_ИСХОДНЫЙ ТЕКСТ_
В No 210 ‘Петроградской Правды’, от 18 сентября, помещено письмо митрополита Вениамина и обращение к тов. Зиновьеву делегации петроградского духовенства и мирян по поводу каких-то слухов о предполагающихся якобы общих репрессиях против петроградского духовенства.
В своем заявлении делегация, между прочим, заявила, что духовенство петроградской епархии осуждает поддержку белых отдельными представителями духовенства и что будто бы митрополит решил даже лишать сана таких представителей церкви.
Если судить о настроении петроградских клерикальных кругов только на основании данного обращения, пожалуй, можно сказать, что на церковном фронте Советской властью одержана крупная победа и что контрреволюции, прикрывающейся флагом религии, как таковой, по крайней мере, в Петрограде уже не существует. До того огромна дистанция между двумя моментами жизни петроградской церкви.
15-го февраля 1918 г., когда по поручению митроп. Вениамина, от имени братства православных приходов в Петрограде было издано воззвание с призывом к солдатам и казакам ‘постоять за веру православную, как стояли в старину, не дать ее на поругание чуждым ей людям’ {См. об этом подробнее мою статью: ‘Святейшая контрреволюция’, в No 73, от 4 апреля 1919 г. ‘Известий В. Ц. И. К.’ и ‘Практика антирелигиозной борьбы’ в No 1 журнала ‘Революция и Церковь’.} — это одна дата, и теперь мы имеем вторую, и именно 18 сентября 1919 г., когда тот же самый митр. Вениамин, очарованный ‘доброжелательной политикой петроградского правительства’, не только дает все заверения относительно своей лояльности по отношению к Советской власти, но и грозит, если не огнем геенны, то во всяком случае лишением ‘ангельского чина’ всем тем отдельным служителям своей церкви, которые осмелились бы выступить иа стороне Юденича, Родзянко, бело-эстонцев, бело-финнов и прочих ‘освободителей’ России.
В данном случае мы имеем все же значительной ценности документ, и надо разобраться, какие мотивы заставили служителей культа отдать его на суд трудящихся масс. Мы должны вполне отчетливо выяснить себе вопрос, знаменует ли этот документ искренний и решительный поворот всей вообще церковной политики, как известно, еще в недавнем прошлом создававшей восстания на религиозной почве, призывавшей темные и невежественные массы путем набатных звонов, рассылки по деревням особых гонцов и т. д. к всемерному сопротивлению декрету об отделении церкви от государства, или же, наоборот, это только политический маневр, который продиктовало петроградскому духовенству предвидение им решительного часа классовой борьбы, когда так важно для них, ценою хотя бы приспособляемости, сохранить в своих рядах живую и враждебную борющемуся классу политическую силу.

_СОХРАНЕННЫЕ ЗАПИСИ_
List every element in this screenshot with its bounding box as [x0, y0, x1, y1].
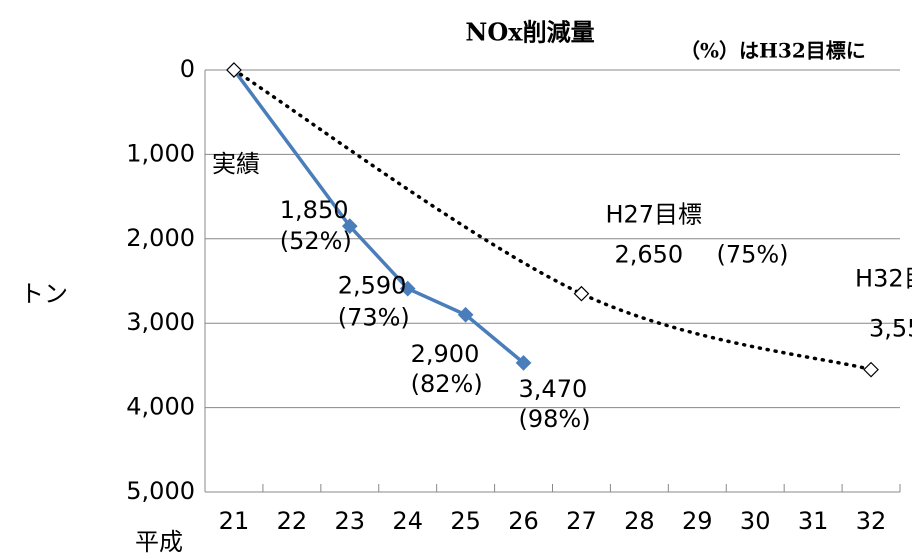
- x-tick-label: 27: [566, 507, 597, 535]
- value-label: 1,850: [280, 196, 349, 224]
- percent-label: (82%): [411, 370, 483, 398]
- value-label: 2,590: [338, 272, 407, 300]
- x-axis-label: 平成: [135, 528, 183, 556]
- series-label: 実績: [212, 150, 260, 178]
- point-marker: [573, 285, 590, 302]
- point-marker: [341, 218, 358, 234]
- target-line: [232, 68, 873, 372]
- x-tick-label: 21: [219, 507, 250, 535]
- percent-label: (52%): [280, 227, 352, 255]
- y-axis-label: トン: [20, 280, 68, 308]
- y-tick-label: 3,000: [126, 308, 195, 336]
- y-tick-label: 0: [180, 55, 195, 83]
- value-label: 2,650: [614, 241, 683, 269]
- x-tick-label: 23: [335, 507, 366, 535]
- x-tick-label: 29: [682, 507, 713, 535]
- point-marker: [399, 280, 416, 297]
- value-label: 3,470: [519, 375, 588, 403]
- chart-title: NOx削減量: [465, 18, 594, 47]
- percent-label: (75%): [716, 241, 788, 269]
- x-tick-label: 25: [450, 507, 481, 535]
- point-marker: [457, 306, 474, 323]
- y-tick-label: 1,000: [126, 139, 195, 167]
- y-tick-label: 4,000: [126, 393, 195, 421]
- point-marker: [863, 361, 879, 378]
- x-tick-label: 22: [277, 507, 308, 535]
- x-tick-label: 24: [392, 507, 423, 535]
- value-label: 3,550: [869, 315, 912, 343]
- x-tick-label: 30: [740, 507, 771, 535]
- y-tick-label: 2,000: [126, 224, 195, 252]
- y-tick-label: 5,000: [126, 477, 195, 505]
- x-tick-label: 32: [856, 507, 887, 535]
- x-tick-label: 31: [798, 507, 829, 535]
- chart-subtitle: （%）はH32目標に: [680, 39, 866, 63]
- percent-label: (98%): [519, 405, 591, 433]
- point-name: H32目標: [855, 265, 912, 293]
- point-marker: [515, 355, 532, 371]
- x-tick-label: 28: [624, 507, 655, 535]
- value-label: 2,900: [411, 340, 480, 368]
- percent-label: (73%): [338, 304, 410, 332]
- point-name: H27目標: [605, 201, 702, 229]
- point-marker: [226, 62, 242, 78]
- x-tick-label: 26: [508, 507, 539, 535]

_ПИСЬМЕННОЕ ЗАДАНИЕ A_
Перечислите всех, кто в статье о митрополите Вениамине назван поименно или как группа и на чьей стороне служителям церкви грозило лишение сана за выступление.
_ПИСЬМЕННОЕ ЗАДАНИЕ B_
Продолжите статью о митрополите Вениамине с того места, на котором она заканчивается.
Записи для работы не требуются.

_ПИСЬМЕННЫЙ ОТВЕТ A_
Юденич, Родзянко, бело-эстонцы, бело-финны.

_ПИСЬМЕННЫЙ ОТВЕТ B_
У тех, кто следил по газетам за выступлениями клерикальных кругов на религиозно-политической почве, двух мнений по данному вопросу быть не может. Городской пролетариат, в грохоте машин уже изживший в полной мере ‘божественные иллюзии’, прекрасно осведомлен о том, что их бывшие эксплуататоры, в какие бы мантии не завертывались и каким бы флагом не прикрывались, всегда имеют определенную цель: схватить, когда это будет возможно и удобно, за горло рабочего, красноармейца и крестьянина. И если даже деревенский пролетариат знает теперь ценность плача церковников об угнетенной будто бы вере, об оскорбленных якобы святынях, потому что каждому в настоящее время ясно, что в глубине этого плача в сущности лежит желание служителей культа вернуть свою прежнюю власть, имущества и капиталы и, наконец, свое прежнее усыпляющее влияние на наиболее отсталую в умственном отношении среду, то тот же пролетариат, уже в достаточной мере искушенный горьким опытом на фронте, где духовенство за малым исключением всегда оказывалось ва стороне белогвардейцев, прекрасно знает, как опасен ‘священный дым’, который после анафем и проклятий, вдруг вырвался из кадильниц церковников в сторону советского строя вообще и ‘доброжелательного петроградского правительства’ в частности.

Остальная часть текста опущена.